◆ **What is needed**
Will you write out all the entries below exactly?

[start of Data shown]

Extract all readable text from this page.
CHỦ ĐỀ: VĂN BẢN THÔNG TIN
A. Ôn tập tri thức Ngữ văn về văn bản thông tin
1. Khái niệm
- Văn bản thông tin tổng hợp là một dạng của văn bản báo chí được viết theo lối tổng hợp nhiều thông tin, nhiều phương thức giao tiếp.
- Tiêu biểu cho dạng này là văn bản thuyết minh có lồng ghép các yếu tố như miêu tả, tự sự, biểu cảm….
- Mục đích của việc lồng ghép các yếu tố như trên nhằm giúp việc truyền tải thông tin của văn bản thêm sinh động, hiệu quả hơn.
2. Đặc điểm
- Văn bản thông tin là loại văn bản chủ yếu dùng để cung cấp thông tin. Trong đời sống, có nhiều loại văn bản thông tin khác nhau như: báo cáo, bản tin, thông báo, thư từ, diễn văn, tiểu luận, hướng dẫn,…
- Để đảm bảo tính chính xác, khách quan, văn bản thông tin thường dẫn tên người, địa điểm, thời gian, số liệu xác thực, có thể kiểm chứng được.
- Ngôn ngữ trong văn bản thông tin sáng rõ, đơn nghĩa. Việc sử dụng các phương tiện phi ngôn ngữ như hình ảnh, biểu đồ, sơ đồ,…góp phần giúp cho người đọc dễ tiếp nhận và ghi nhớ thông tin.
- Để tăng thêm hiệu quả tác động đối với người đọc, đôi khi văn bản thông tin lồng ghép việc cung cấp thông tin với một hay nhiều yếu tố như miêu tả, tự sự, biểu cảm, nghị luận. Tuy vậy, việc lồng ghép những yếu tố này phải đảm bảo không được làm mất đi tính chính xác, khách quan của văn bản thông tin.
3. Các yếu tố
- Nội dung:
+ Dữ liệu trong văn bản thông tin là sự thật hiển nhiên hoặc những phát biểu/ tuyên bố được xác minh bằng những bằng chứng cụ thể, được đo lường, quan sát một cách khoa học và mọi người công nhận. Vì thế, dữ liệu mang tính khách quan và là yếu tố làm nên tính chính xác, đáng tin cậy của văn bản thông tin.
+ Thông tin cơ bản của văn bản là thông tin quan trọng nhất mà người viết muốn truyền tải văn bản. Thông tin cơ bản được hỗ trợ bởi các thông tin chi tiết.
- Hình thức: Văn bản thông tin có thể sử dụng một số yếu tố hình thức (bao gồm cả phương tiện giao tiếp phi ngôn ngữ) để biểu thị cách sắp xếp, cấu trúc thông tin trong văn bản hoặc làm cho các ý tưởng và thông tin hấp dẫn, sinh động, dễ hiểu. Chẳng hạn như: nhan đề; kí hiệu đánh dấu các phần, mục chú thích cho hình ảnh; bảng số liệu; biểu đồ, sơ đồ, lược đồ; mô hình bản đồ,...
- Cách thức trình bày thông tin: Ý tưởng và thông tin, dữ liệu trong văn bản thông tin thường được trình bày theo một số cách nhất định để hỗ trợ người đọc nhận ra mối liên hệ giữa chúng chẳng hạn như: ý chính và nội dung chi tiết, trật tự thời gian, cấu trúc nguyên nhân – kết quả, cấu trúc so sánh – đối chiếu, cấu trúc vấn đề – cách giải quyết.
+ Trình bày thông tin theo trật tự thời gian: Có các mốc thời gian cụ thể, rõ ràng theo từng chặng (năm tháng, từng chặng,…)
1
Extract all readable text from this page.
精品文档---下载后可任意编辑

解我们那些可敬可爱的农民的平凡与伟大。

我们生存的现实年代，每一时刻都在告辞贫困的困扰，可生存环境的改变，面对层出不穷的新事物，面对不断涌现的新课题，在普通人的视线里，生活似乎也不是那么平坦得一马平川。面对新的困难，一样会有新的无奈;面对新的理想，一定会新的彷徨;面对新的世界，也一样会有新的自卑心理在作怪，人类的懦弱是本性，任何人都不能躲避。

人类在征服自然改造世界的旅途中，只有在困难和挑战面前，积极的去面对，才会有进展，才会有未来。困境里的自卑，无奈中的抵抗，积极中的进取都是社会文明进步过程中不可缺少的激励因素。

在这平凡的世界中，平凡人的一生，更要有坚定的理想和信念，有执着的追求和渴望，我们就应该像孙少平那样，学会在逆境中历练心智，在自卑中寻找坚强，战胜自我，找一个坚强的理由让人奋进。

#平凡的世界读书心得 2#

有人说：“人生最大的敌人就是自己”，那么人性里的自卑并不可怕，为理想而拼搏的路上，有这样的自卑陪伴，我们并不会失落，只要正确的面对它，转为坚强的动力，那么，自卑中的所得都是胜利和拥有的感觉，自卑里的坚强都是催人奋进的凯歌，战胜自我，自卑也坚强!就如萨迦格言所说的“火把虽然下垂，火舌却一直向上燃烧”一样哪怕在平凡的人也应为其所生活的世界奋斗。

[end of Data shown]

◆ **Response**
Extract all readable text from this page.
CHỦ ĐỀ: VĂN BẢN THÔNG TIN
A. Ôn tập tri thức Ngữ văn về văn bản thông tin
1. Khái niệm
- Văn bản thông tin tổng hợp là một dạng của văn bản báo chí được viết theo lối tổng hợp nhiều thông tin, nhiều phương thức giao tiếp.
- Tiêu biểu cho dạng này là văn bản thuyết minh có lồng ghép các yếu tố như miêu tả, tự sự, biểu cảm….
- Mục đích của việc lồng ghép các yếu tố như trên nhằm giúp việc truyền tải thông tin của văn bản thêm sinh động, hiệu quả hơn.
2. Đặc điểm
- Văn bản thông tin là loại văn bản chủ yếu dùng để cung cấp thông tin. Trong đời sống, có nhiều loại văn bản thông tin khác nhau như: báo cáo, bản tin, thông báo, thư từ, diễn văn, tiểu luận, hướng dẫn,…
- Để đảm bảo tính chính xác, khách quan, văn bản thông tin thường dẫn tên người, địa điểm, thời gian, số liệu xác thực, có thể kiểm chứng được.
- Ngôn ngữ trong văn bản thông tin sáng rõ, đơn nghĩa. Việc sử dụng các phương tiện phi ngôn ngữ như hình ảnh, biểu đồ, sơ đồ,…góp phần giúp cho người đọc dễ tiếp nhận và ghi nhớ thông tin.
- Để tăng thêm hiệu quả tác động đối với người đọc, đôi khi văn bản thông tin lồng ghép việc cung cấp thông tin với một hay nhiều yếu tố như miêu tả, tự sự, biểu cảm, nghị luận. Tuy vậy, việc lồng ghép những yếu tố này phải đảm bảo không được làm mất đi tính chính xác, khách quan của văn bản thông tin.
3. Các yếu tố
- Nội dung:
+ Dữ liệu trong văn bản thông tin là sự thật hiển nhiên hoặc những phát biểu/ tuyên bố được xác minh bằng những bằng chứng cụ thể, được đo lường, quan sát một cách khoa học và mọi người công nhận. Vì thế, dữ liệu mang tính khách quan và là yếu tố làm nên tính chính xác, đáng tin cậy của văn bản thông tin.
+ Thông tin cơ bản của văn bản là thông tin quan trọng nhất mà người viết muốn truyền tải văn bản. Thông tin cơ bản được hỗ trợ bởi các thông tin chi tiết.
- Hình thức: Văn bản thông tin có thể sử dụng một số yếu tố hình thức (bao gồm cả phương tiện giao tiếp phi ngôn ngữ) để biểu thị cách sắp xếp, cấu trúc thông tin trong văn bản hoặc làm cho các ý tưởng và thông tin hấp dẫn, sinh động, dễ hiểu. Chẳng hạn như: nhan đề; kí hiệu đánh dấu các phần, mục chú thích cho hình ảnh; bảng số liệu; biểu đồ, sơ đồ, lược đồ; mô hình bản đồ,...
- Cách thức trình bày thông tin: Ý tưởng và thông tin, dữ liệu trong văn bản thông tin thường được trình bày theo một số cách nhất định để hỗ trợ người đọc nhận ra mối liên hệ giữa chúng chẳng hạn như: ý chính và nội dung chi tiết, trật tự thời gian, cấu trúc nguyên nhân – kết quả, cấu trúc so sánh – đối chiếu, cấu trúc vấn đề – cách giải quyết.
+ Trình bày thông tin theo trật tự thời gian: Có các mốc thời gian cụ thể, rõ ràng theo từng chặng (năm tháng, từng chặng,…)
1
Extract all readable text from this page.
精品文档---下载后可任意编辑

解我们那些可敬可爱的农民的平凡与伟大。

我们生存的现实年代，每一时刻都在告辞贫困的困扰，可生存环境的改变，面对层出不穷的新事物，面对不断涌现的新课题，在普通人的视线里，生活似乎也不是那么平坦得一马平川。面对新的困难，一样会有新的无奈;面对新的理想，一定会新的彷徨;面对新的世界，也一样会有新的自卑心理在作怪，人类的懦弱是本性，任何人都不能躲避。

人类在征服自然改造世界的旅途中，只有在困难和挑战面前，积极的去面对，才会有进展，才会有未来。困境里的自卑，无奈中的抵抗，积极中的进取都是社会文明进步过程中不可缺少的激励因素。

在这平凡的世界中，平凡人的一生，更要有坚定的理想和信念，有执着的追求和渴望，我们就应该像孙少平那样，学会在逆境中历练心智，在自卑中寻找坚强，战胜自我，找一个坚强的理由让人奋进。

#平凡的世界读书心得 2#

有人说：“人生最大的敌人就是自己”，那么人性里的自卑并不可怕，为理想而拼搏的路上，有这样的自卑陪伴，我们并不会失落，只要正确的面对它，转为坚强的动力，那么，自卑中的所得都是胜利和拥有的感觉，自卑里的坚强都是催人奋进的凯歌，战胜自我，自卑也坚强!就如萨迦格言所说的“火把虽然下垂，火舌却一直向上燃烧”一样哪怕在平凡的人也应为其所生活的世界奋斗。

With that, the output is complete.